• [Reading passage]
--- start ---
Thursday, September 18, 2014

Inevitable Beethoven


I'm not religious, either by inclination or upbringing, but occasionally one can be drawn into a logical cul-de-sac by a purely rational pathway.

I can recall when I first heard Beethoven's 6th Symphony, on my own record player--an LP recording of the New York Philharmonic directed by Leonard Bernstein, a nice staunchly American interpretation.*


Bernstein in the 70's

It may seem a preposterous proposition, but the piece struck me then, as it does now, as what I would call inevitable music. I remember telling a friend, then, not long after I'd listened to the piece, that it was so inevitable, that "if Beethoven hadn't written it someone else would have."  Yes, yes, I know that you are already chuckling at this absurd notion, that the creation of any human hand is nothing more than the literal transmission of some intervention.



Beethoven Life Mask

The Greeks believed that artistic inspiration was the literal result of being instilled with a divine spirit--of having that spirit breathed into one by some supernatural influence. Being touched, if you will, by the supernatural.

Plato believed in the idea of universal forms--our tapping, if you will, into entities of shape or sound or ideation--as a borrowing from the storehouse of perfect things in eternity. These "universals" pre-existed their human "creation," and anything you might think to make or devise was indeed already "there" in the void of time/space.

The whole range of sounds or colors or shapes that may be combined is not infinite, but to the human capacity for understanding, they may as well be. Any instrument or combination of instruments has a limited range. Indeed, there are instruments that have yet to be invented, just as there are sounds (music) which have yet to be composed.

But along a time-line which presupposes a very much longer human endurance, it is perhaps not an improbability to imagine that our efforts and apprehensions may have taken place, over and over again in a countless number of instances, as the physicists suggest, in identical worlds across a limitless universe. The music we compose and appreciate may indeed be a rehearsal for a debut performance that has happened many times before, and will be reprised again, endlessly, in the future. (How odd to think of oneself, existing at some distant point in the past, or in the future, living the same life, with the same successes and failures, the same tics and accidents and sudden encounters!)

Beethoven's symphony, which he worked on simultaneously with his writing of the famous 5th Symphony (talk about a fruitful period!), is divided into 5 movements, disguised perhaps by the fact that the last three run together. In addition, he gave each movement a descriptive phrase:

One: Awakening of cheerful feelings upon arrival in the countryside
Two: Scene by the brook
Three: Merry gathering of country folk
Four: Thunder, storm
Five: Shepherd's song, cheerful, grateful feelings after a storm


The theme of the first movement is a repeating figure of great spontaneity and warmth, as of the rhythmic buzzing of bees, or the vital pulse of flowing water. It is "cheerful" and spring-like, with twittering grace-notes suggesting bird-song, and a wending coursing quality as of a stream flowing through meadow. It is full of optimism and vitality, like a spring morning. Light penetrates through green, and light breezes lift and shiver leaves.
--- end ---
• [Listed records]
--- start ---
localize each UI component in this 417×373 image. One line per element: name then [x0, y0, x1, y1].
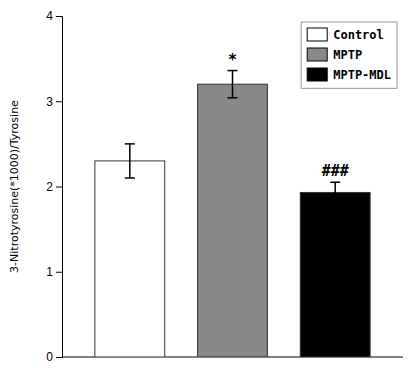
bar — [198, 84, 268, 357]
annotation: ### — [322, 162, 349, 180]
y-tick: 0 — [46, 350, 62, 364]
y-tick-mark — [56, 101, 62, 102]
y-tick: 3 — [46, 95, 62, 109]
y-axis: 0 1 2 3 4 — [46, 9, 62, 364]
error-bar — [330, 182, 340, 202]
legend-item: MPTP — [307, 48, 362, 62]
legend-label: MPTP — [333, 48, 362, 62]
legend-swatch — [307, 48, 327, 61]
y-tick-label: 1 — [46, 265, 53, 279]
y-tick-label: 0 — [46, 350, 53, 364]
legend-swatch — [307, 28, 327, 41]
legend: Control MPTP MPTP-MDL — [301, 22, 397, 88]
chart: 0 1 2 3 4 3-Nitrotyrosine(*1000)/Tyrosine * ###… — [0, 0, 417, 373]
error-bar-cap — [228, 70, 238, 72]
legend-item: Control — [307, 28, 384, 42]
legend-label: MPTP-MDL — [333, 68, 391, 82]
error-bar-stem — [129, 144, 131, 178]
y-tick: 2 — [46, 180, 62, 194]
y-tick-label: 3 — [46, 95, 53, 109]
error-bar — [228, 71, 238, 98]
error-bar-stem — [334, 182, 336, 202]
bar — [95, 161, 165, 357]
legend-item: MPTP-MDL — [307, 68, 391, 82]
y-tick-label: 4 — [46, 9, 53, 23]
bar — [300, 192, 370, 357]
legend-label: Control — [333, 28, 384, 42]
y-tick-mark — [56, 187, 62, 188]
error-bar-cap — [228, 97, 238, 99]
y-axis-line — [56, 17, 63, 358]
annotation: * — [228, 51, 237, 69]
y-axis-title: 3-Nitrotyrosine(*1000)/Tyrosine — [8, 100, 21, 273]
error-bar-stem — [232, 71, 234, 98]
marks — [95, 71, 370, 357]
error-bar-cap — [330, 181, 340, 183]
y-tick-mark — [56, 272, 62, 273]
error-bar-cap — [330, 202, 340, 204]
y-tick-label: 2 — [46, 180, 53, 194]
legend-frame — [301, 22, 397, 88]
error-bar-cap — [125, 143, 135, 145]
y-tick-mark — [56, 357, 62, 358]
y-tick-mark — [56, 16, 62, 17]
error-bar — [125, 144, 135, 178]
y-tick: 1 — [46, 265, 62, 279]
plot: 0 1 2 3 4 3-Nitrotyrosine(*1000)/Tyrosine * ###… — [8, 9, 403, 364]
y-tick: 4 — [46, 9, 62, 23]
legend-swatch — [307, 68, 327, 81]
error-bar-cap — [125, 177, 135, 179]
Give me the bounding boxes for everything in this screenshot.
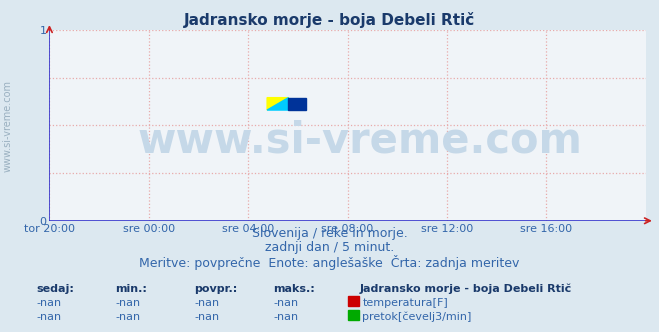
Text: -nan: -nan <box>36 298 61 308</box>
Text: www.si-vreme.com: www.si-vreme.com <box>3 80 13 172</box>
Polygon shape <box>289 98 306 110</box>
Text: Slovenija / reke in morje.: Slovenija / reke in morje. <box>252 227 407 240</box>
Text: -nan: -nan <box>194 298 219 308</box>
Polygon shape <box>267 98 289 110</box>
Text: maks.:: maks.: <box>273 284 315 294</box>
Text: -nan: -nan <box>273 312 299 322</box>
Text: -nan: -nan <box>36 312 61 322</box>
Text: Meritve: povprečne  Enote: anglešaške  Črta: zadnja meritev: Meritve: povprečne Enote: anglešaške Črt… <box>139 255 520 270</box>
Text: -nan: -nan <box>194 312 219 322</box>
Text: pretok[čevelj3/min]: pretok[čevelj3/min] <box>362 312 472 322</box>
Polygon shape <box>267 98 289 110</box>
Text: Jadransko morje - boja Debeli Rtič: Jadransko morje - boja Debeli Rtič <box>184 12 475 28</box>
Text: sedaj:: sedaj: <box>36 284 74 294</box>
Text: min.:: min.: <box>115 284 147 294</box>
Text: -nan: -nan <box>273 298 299 308</box>
Text: -nan: -nan <box>115 298 140 308</box>
Text: povpr.:: povpr.: <box>194 284 238 294</box>
Text: temperatura[F]: temperatura[F] <box>362 298 448 308</box>
Text: www.si-vreme.com: www.si-vreme.com <box>137 120 582 162</box>
Text: Jadransko morje - boja Debeli Rtič: Jadransko morje - boja Debeli Rtič <box>359 284 571 294</box>
Text: zadnji dan / 5 minut.: zadnji dan / 5 minut. <box>265 241 394 254</box>
Text: -nan: -nan <box>115 312 140 322</box>
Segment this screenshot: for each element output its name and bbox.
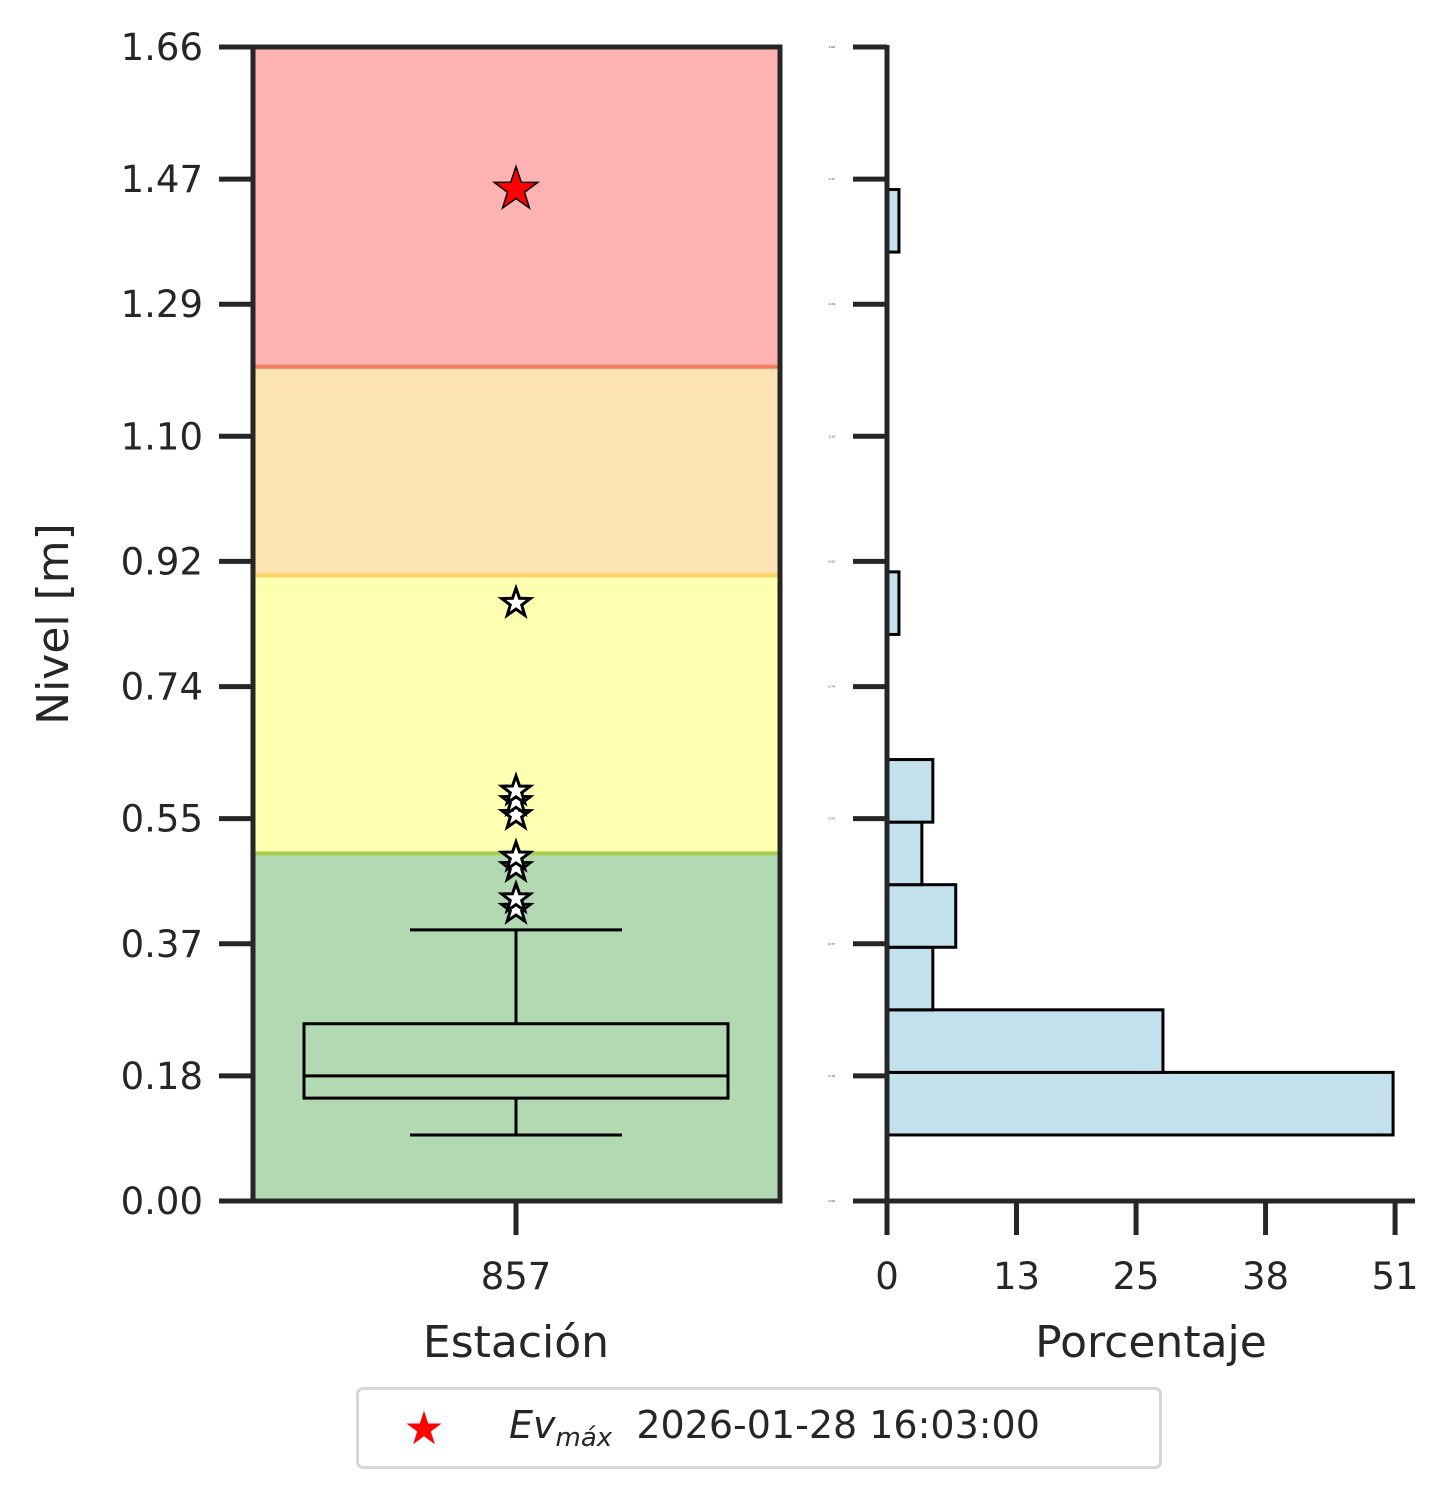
histogram-bar <box>885 758 935 824</box>
left-y-axis: 0.00 0.18 0.37 0.55 0.74 0.92 1.10 1.29 1.47 1.66… <box>28 26 783 1223</box>
y-tick-label: 0.00 <box>121 1180 203 1223</box>
right-y-tick-label: 1.47 <box>828 177 835 181</box>
legend-max-subscript: máx <box>555 1423 613 1453</box>
right-y-tick-label: 0.18 <box>828 1074 835 1078</box>
right-y-tick-label: 1.66 <box>828 45 835 49</box>
right-y-tick-label: 0.92 <box>828 559 835 563</box>
outlier-star <box>497 837 535 873</box>
outlier-star <box>497 879 535 915</box>
histogram-bar <box>885 945 935 1012</box>
right-x-axis: 0 13 25 38 51 Porcentaje <box>875 1198 1419 1368</box>
outlier-star <box>497 583 535 619</box>
y-tick-label: 0.74 <box>121 666 203 709</box>
right-x-tick-label: 13 <box>993 1255 1040 1298</box>
y-tick-label: 0.92 <box>121 540 203 583</box>
right-y-tick-label: 1.29 <box>828 302 835 306</box>
histogram-bars <box>885 188 1395 1137</box>
histogram-bar <box>885 1008 1165 1074</box>
y-tick-label: 1.29 <box>121 283 203 326</box>
y-tick-label: 0.37 <box>121 923 203 966</box>
y-axis-label: Nivel [m] <box>28 523 79 725</box>
left-x-axis: 857 Estación <box>423 1201 609 1368</box>
y-tick-label: 1.66 <box>121 26 203 69</box>
legend-star-icon: ★ <box>403 1401 445 1455</box>
legend-label: Evmáx 2026-01-28 16:03:00 <box>509 1403 1040 1453</box>
outlier-star <box>497 889 535 925</box>
right-y-tick-label: 0.55 <box>828 817 835 821</box>
y-tick-label: 1.47 <box>121 158 203 201</box>
x-axis-label: Estación <box>423 1317 609 1368</box>
histogram-bar <box>885 1070 1395 1137</box>
boxplot <box>302 928 730 1137</box>
outlier-points <box>491 164 541 925</box>
legend-ev: Ev <box>509 1403 556 1447</box>
y-tick-label: 0.55 <box>121 798 203 841</box>
threshold-band <box>253 47 780 367</box>
y-tick-label: 1.10 <box>121 415 203 458</box>
threshold-band <box>253 366 780 576</box>
outlier-star <box>497 795 535 832</box>
legend: ★ Evmáx 2026-01-28 16:03:00 <box>356 1387 1162 1469</box>
right-y-tick-label: 1.10 <box>828 434 835 438</box>
histogram-bar <box>885 883 958 949</box>
x-tick-label: 857 <box>481 1255 552 1298</box>
threshold-bands <box>253 47 780 1201</box>
right-x-tick-label: 38 <box>1242 1255 1289 1298</box>
right-y-tick-label: 0.74 <box>828 685 835 689</box>
outlier-star <box>497 781 535 818</box>
y-tick-label: 0.18 <box>121 1055 203 1098</box>
legend-date: 2026-01-28 16:03:00 <box>636 1403 1040 1447</box>
right-x-tick-label: 25 <box>1113 1255 1160 1298</box>
max-event-star <box>491 164 541 211</box>
right-x-axis-label: Porcentaje <box>1035 1317 1267 1368</box>
right-y-axis: 0.00 0.18 0.37 0.55 0.74 0.92 1.10 1.29 1.47 1.66 <box>828 44 890 1204</box>
right-y-tick-label: 0.00 <box>828 1199 835 1203</box>
outlier-star <box>497 771 535 807</box>
right-x-tick-label: 51 <box>1372 1255 1419 1298</box>
right-y-tick-label: 0.37 <box>828 942 835 946</box>
histogram-bar <box>885 820 924 887</box>
iqr-box <box>302 1022 730 1100</box>
outlier-star <box>497 847 535 884</box>
right-x-tick-label: 0 <box>875 1255 899 1298</box>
--- end ---
• [Written problem] How would the part of the Beethoven essay that opens with the words containing "Bernstein in the" and closes with "of some intervention." read with "preposterous" swapped for "outlandish"?

• [Response]
Bernstein in the 70's

It may seem a outlandish proposition, but the piece struck me then, as it does now, as what I would call inevitable music. I remember telling a friend, then, not long after I'd listened to the piece, that it was so inevitable, that "if Beethoven hadn't written it someone else would have."  Yes, yes, I know that you are already chuckling at this absurd notion, that the creation of any human hand is nothing more than the literal transmission of some intervention.